Exercise aim — Find each line with the string "JSON" and copy it.

Materials provided —

= = = = = = =

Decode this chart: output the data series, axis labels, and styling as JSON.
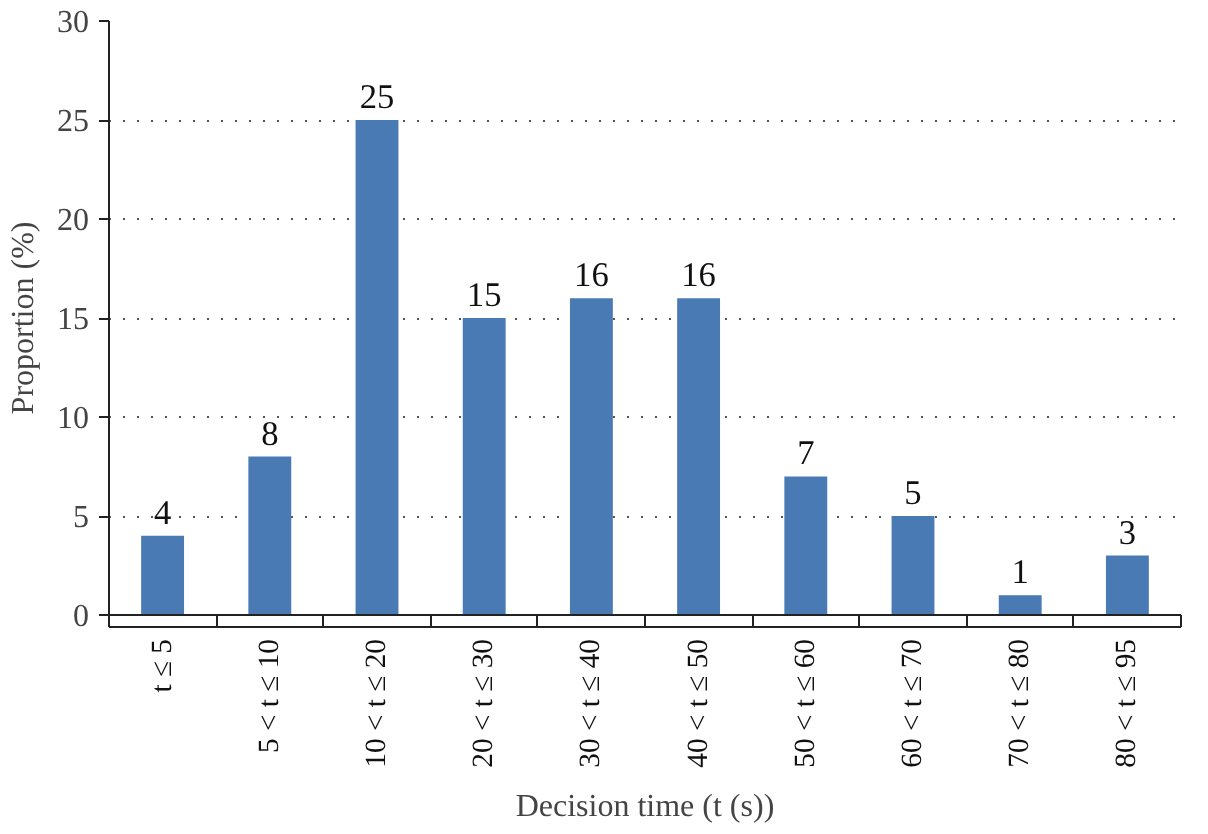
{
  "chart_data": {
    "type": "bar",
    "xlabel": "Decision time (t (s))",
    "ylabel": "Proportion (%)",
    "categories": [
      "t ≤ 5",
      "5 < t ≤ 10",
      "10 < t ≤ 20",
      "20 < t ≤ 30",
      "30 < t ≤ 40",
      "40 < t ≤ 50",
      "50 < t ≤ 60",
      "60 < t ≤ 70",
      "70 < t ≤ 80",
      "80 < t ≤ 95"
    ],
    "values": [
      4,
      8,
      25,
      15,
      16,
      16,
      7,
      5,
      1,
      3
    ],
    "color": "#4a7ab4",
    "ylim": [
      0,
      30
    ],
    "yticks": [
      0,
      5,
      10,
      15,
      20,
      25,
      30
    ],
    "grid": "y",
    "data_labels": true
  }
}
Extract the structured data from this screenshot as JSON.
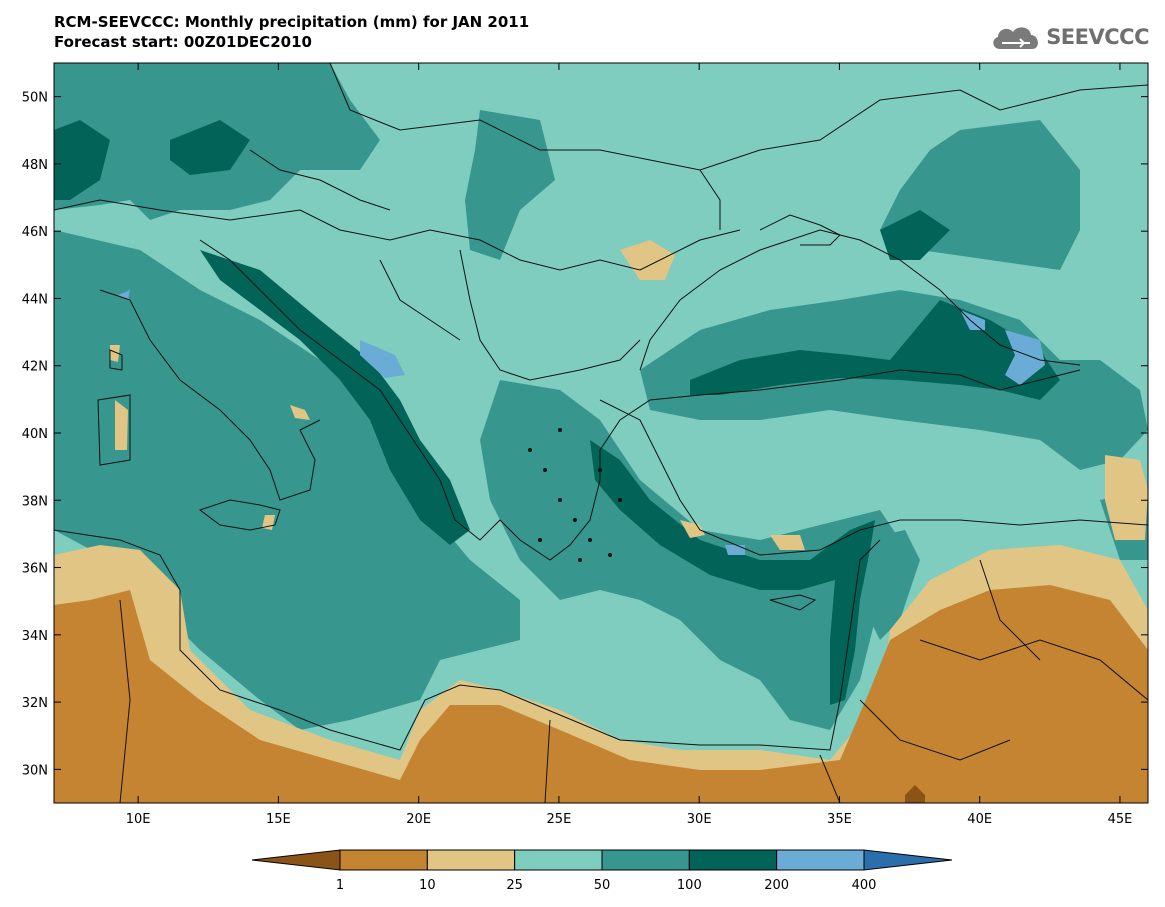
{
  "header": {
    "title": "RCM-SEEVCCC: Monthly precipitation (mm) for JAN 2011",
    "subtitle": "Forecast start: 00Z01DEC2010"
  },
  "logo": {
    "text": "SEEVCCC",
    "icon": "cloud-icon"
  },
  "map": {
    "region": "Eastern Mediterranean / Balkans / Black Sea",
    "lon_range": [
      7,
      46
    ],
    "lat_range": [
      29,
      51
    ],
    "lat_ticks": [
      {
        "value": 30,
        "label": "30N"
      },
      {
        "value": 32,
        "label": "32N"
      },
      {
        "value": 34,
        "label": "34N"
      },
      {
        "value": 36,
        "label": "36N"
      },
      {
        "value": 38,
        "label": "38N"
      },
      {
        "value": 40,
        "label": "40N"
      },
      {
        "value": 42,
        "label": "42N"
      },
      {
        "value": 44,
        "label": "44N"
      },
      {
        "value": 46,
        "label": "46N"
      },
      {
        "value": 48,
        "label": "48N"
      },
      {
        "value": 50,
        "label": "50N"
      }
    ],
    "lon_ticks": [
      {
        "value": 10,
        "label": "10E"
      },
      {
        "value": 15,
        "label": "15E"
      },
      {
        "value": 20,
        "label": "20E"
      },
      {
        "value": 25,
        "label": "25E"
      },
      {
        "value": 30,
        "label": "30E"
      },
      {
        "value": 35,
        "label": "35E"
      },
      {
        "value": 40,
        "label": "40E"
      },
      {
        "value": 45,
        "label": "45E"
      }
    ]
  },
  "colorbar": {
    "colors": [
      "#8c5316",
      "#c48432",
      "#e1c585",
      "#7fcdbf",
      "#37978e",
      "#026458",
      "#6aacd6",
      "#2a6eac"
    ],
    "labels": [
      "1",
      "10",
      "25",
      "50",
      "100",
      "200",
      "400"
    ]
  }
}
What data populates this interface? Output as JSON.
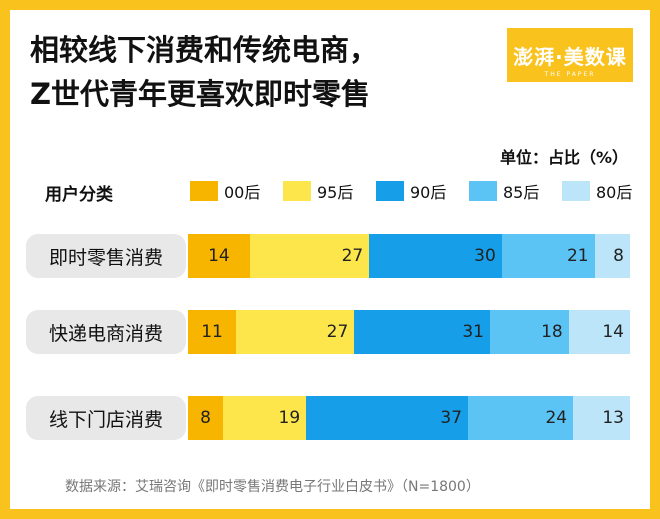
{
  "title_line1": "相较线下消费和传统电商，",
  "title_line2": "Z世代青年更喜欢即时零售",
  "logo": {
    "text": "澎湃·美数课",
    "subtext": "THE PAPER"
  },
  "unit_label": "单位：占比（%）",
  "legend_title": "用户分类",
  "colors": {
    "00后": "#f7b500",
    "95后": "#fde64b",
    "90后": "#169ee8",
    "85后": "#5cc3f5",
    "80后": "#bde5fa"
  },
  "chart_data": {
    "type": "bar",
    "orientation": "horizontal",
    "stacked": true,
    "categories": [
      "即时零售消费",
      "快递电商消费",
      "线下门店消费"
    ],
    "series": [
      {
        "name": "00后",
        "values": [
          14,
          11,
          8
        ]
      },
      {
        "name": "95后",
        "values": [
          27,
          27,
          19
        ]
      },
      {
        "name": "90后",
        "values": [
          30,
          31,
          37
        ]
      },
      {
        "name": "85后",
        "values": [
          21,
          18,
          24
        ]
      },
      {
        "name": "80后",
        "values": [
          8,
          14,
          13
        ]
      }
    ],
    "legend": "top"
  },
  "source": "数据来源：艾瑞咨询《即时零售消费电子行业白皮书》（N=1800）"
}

= = = = = = =

Answer for the task —
Decode this chart: output the data series, axis labels, and styling as JSON.
Extract the structured data from this screenshot as JSON.
What data populates this interface? Output as JSON.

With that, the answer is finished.